Raw records:
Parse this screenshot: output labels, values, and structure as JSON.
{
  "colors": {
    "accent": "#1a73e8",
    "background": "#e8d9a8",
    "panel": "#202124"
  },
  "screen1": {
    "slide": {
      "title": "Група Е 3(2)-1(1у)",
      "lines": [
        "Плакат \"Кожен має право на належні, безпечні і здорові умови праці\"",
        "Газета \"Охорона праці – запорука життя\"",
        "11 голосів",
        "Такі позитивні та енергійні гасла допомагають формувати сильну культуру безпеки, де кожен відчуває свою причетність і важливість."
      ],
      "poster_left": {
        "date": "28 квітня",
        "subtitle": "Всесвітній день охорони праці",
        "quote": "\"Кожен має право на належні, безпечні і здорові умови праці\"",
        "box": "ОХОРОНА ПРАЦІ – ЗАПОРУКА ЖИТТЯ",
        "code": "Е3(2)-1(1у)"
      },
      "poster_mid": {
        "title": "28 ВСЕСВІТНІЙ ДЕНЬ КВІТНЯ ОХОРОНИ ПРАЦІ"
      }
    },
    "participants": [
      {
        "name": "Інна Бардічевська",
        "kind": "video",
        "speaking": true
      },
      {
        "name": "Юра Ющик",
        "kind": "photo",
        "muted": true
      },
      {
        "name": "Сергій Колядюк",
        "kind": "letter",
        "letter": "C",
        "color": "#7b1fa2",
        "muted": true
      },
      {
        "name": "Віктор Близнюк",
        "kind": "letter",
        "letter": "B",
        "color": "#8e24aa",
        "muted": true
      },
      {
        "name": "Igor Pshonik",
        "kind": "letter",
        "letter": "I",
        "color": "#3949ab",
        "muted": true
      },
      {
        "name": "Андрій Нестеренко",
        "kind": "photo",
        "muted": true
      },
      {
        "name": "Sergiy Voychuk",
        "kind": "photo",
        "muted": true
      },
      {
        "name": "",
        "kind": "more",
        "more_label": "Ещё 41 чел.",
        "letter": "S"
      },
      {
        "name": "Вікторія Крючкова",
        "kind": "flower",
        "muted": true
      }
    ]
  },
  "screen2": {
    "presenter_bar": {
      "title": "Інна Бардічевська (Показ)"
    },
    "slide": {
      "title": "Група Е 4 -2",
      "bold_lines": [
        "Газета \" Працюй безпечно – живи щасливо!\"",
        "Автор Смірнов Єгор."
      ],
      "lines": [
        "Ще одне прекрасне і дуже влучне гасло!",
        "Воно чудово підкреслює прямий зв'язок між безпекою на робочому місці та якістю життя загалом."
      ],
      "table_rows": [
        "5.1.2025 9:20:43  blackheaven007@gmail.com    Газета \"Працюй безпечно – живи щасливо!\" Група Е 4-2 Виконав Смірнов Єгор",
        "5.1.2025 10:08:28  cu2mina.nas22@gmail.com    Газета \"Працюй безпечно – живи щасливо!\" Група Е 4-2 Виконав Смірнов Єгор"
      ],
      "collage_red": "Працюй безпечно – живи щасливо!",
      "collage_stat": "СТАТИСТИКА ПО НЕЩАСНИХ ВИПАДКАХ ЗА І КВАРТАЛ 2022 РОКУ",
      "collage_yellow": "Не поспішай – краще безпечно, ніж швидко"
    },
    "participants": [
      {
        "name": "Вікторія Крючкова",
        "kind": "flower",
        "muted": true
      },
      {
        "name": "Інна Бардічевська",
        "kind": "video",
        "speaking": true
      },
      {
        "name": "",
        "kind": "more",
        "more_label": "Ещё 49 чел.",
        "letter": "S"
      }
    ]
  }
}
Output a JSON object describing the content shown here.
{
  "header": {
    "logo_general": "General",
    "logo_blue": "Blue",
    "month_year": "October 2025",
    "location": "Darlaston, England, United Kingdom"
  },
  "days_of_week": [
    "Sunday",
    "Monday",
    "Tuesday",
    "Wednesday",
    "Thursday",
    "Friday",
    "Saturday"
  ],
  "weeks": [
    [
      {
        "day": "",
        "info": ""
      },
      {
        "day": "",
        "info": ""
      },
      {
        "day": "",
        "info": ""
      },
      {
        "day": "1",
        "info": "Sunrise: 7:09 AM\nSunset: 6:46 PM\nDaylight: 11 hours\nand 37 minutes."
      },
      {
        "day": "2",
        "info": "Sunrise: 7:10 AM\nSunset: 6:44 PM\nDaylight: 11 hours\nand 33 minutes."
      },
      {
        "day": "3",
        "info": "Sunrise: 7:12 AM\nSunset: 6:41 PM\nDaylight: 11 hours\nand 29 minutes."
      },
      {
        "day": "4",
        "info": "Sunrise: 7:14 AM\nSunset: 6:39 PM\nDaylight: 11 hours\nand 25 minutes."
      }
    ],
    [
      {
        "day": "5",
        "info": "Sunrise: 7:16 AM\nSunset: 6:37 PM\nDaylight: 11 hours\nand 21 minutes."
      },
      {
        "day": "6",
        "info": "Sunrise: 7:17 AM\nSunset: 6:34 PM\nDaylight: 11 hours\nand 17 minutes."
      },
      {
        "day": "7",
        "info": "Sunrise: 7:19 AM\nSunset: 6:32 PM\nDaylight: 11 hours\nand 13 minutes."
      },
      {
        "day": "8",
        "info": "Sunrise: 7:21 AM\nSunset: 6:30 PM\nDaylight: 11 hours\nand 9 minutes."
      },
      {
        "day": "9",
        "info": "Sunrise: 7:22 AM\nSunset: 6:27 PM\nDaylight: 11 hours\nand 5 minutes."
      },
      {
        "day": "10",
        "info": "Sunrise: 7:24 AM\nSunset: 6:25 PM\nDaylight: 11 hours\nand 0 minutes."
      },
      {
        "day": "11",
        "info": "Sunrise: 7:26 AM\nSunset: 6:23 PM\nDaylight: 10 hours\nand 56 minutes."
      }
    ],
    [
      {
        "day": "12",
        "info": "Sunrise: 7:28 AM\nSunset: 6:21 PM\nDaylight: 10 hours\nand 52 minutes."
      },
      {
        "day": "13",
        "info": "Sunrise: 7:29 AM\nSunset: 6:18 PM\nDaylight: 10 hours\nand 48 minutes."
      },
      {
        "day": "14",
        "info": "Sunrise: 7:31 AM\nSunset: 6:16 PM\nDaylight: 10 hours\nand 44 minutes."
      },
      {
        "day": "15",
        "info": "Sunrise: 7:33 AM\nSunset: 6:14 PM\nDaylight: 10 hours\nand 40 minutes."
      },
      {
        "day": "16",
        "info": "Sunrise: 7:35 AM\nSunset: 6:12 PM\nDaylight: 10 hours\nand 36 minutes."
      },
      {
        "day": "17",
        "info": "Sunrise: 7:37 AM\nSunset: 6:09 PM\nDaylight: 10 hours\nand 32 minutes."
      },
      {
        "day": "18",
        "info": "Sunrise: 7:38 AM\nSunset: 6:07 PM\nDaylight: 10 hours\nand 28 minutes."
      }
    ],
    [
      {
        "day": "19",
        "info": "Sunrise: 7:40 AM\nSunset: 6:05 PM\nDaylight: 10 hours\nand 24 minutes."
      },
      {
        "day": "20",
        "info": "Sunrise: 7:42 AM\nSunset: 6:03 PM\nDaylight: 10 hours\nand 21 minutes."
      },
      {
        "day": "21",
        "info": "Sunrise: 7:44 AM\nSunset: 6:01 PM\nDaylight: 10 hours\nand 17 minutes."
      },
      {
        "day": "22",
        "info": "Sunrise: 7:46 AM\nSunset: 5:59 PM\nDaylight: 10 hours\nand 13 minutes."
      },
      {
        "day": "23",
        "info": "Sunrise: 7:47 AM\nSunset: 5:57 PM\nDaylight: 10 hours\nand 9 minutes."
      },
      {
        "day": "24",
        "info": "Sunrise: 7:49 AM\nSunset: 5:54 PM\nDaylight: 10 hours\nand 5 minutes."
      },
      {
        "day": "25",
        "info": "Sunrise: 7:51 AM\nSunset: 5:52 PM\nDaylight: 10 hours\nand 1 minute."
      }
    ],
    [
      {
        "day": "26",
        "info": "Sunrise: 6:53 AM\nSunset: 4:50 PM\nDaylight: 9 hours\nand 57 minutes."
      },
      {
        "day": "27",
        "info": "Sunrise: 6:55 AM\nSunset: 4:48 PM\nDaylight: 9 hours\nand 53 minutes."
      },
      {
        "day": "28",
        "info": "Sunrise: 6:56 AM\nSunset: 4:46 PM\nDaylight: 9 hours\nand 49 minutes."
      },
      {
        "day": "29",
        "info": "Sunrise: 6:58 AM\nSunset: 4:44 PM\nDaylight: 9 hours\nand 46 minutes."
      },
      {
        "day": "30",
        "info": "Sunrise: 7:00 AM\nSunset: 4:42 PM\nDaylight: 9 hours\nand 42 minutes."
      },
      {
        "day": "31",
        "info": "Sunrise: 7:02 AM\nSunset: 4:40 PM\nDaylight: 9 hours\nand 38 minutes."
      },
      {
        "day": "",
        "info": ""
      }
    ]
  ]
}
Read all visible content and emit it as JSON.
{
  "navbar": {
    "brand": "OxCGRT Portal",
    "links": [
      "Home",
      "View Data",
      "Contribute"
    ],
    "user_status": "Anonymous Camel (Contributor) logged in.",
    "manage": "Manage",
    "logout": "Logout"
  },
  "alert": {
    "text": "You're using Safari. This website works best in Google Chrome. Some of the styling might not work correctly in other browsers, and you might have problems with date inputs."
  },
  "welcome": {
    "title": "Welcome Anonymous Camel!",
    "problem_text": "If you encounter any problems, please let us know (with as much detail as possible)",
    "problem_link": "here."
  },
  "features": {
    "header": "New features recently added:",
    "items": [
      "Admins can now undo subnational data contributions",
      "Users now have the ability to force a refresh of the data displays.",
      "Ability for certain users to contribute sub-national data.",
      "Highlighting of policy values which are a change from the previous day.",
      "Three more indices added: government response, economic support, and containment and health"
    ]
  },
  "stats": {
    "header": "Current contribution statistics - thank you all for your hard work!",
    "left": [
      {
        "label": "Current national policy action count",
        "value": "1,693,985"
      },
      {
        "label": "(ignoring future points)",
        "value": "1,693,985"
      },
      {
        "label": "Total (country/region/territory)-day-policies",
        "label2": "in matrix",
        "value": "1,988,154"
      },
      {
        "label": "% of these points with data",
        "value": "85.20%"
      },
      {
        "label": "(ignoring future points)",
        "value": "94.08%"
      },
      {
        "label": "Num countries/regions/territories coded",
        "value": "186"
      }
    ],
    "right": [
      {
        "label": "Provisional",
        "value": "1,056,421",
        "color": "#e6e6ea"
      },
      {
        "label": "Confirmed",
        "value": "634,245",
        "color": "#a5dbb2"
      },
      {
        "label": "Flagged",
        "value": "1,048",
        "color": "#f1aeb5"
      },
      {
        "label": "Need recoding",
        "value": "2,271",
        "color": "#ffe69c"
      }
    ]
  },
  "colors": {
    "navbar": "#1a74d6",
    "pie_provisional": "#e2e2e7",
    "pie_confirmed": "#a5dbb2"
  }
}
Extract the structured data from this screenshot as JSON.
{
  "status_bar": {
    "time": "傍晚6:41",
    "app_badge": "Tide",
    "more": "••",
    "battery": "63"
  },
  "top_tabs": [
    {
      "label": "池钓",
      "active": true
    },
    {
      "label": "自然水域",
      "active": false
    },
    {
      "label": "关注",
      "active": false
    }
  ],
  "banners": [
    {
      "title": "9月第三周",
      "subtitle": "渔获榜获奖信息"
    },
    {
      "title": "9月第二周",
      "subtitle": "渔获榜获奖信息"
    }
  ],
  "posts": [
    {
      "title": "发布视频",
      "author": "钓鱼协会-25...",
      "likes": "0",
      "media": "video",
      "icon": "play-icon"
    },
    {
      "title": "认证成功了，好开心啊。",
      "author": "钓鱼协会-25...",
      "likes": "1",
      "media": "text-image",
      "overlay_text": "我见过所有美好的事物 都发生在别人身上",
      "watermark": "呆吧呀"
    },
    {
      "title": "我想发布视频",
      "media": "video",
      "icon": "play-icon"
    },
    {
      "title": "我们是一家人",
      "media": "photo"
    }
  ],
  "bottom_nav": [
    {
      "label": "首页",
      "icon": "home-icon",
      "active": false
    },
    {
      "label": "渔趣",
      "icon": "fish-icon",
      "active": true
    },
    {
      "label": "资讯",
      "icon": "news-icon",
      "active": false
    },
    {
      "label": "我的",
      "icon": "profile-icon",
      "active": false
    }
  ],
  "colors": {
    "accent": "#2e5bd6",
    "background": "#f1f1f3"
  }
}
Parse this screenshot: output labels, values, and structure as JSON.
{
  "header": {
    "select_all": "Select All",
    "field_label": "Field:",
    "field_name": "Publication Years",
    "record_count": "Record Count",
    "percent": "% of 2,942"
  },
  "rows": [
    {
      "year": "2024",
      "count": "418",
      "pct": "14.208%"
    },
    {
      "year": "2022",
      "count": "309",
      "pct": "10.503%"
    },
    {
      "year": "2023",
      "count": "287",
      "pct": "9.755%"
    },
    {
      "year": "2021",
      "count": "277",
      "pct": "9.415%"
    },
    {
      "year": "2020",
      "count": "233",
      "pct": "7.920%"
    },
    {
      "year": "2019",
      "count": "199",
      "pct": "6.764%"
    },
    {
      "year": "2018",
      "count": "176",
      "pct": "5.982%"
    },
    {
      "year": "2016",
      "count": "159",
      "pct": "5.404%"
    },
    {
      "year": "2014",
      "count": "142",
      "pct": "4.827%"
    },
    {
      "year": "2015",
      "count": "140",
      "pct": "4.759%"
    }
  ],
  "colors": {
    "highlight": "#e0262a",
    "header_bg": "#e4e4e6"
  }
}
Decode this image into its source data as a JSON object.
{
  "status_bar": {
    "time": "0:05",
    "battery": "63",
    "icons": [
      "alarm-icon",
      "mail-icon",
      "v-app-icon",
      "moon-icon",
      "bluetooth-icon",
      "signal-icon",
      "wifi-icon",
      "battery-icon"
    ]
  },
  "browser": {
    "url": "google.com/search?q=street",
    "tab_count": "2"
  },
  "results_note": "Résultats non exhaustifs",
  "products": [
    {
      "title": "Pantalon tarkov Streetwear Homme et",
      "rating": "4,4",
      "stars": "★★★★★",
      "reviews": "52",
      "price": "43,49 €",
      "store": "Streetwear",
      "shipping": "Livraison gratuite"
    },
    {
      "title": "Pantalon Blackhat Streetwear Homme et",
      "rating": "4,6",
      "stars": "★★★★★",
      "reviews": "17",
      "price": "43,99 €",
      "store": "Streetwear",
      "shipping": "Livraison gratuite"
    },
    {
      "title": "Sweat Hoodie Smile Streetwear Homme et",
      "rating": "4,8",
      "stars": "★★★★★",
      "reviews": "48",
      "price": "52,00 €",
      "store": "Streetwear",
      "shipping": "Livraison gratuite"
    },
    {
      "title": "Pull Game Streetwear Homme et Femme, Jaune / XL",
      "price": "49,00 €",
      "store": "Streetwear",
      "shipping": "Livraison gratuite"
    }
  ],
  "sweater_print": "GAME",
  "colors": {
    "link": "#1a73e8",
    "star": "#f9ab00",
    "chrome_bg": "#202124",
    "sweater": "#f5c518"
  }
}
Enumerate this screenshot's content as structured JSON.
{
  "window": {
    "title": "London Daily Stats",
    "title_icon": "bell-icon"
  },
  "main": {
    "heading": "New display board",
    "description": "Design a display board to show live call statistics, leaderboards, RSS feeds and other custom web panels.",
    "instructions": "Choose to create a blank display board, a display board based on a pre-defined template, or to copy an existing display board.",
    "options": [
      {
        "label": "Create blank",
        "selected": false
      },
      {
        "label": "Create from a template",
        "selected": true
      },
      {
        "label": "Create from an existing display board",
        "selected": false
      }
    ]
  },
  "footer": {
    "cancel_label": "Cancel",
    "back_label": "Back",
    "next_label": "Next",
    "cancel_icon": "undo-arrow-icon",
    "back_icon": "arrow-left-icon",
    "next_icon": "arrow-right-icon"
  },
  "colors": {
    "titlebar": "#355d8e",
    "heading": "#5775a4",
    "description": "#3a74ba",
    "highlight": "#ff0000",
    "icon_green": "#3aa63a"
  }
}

## What is needed
Which lines of the data above contain "Camel"? Copy each one.

## Expected answer
    "user_status": "Anonymous Camel (Contributor) logged in.",
    "title": "Welcome Anonymous Camel!",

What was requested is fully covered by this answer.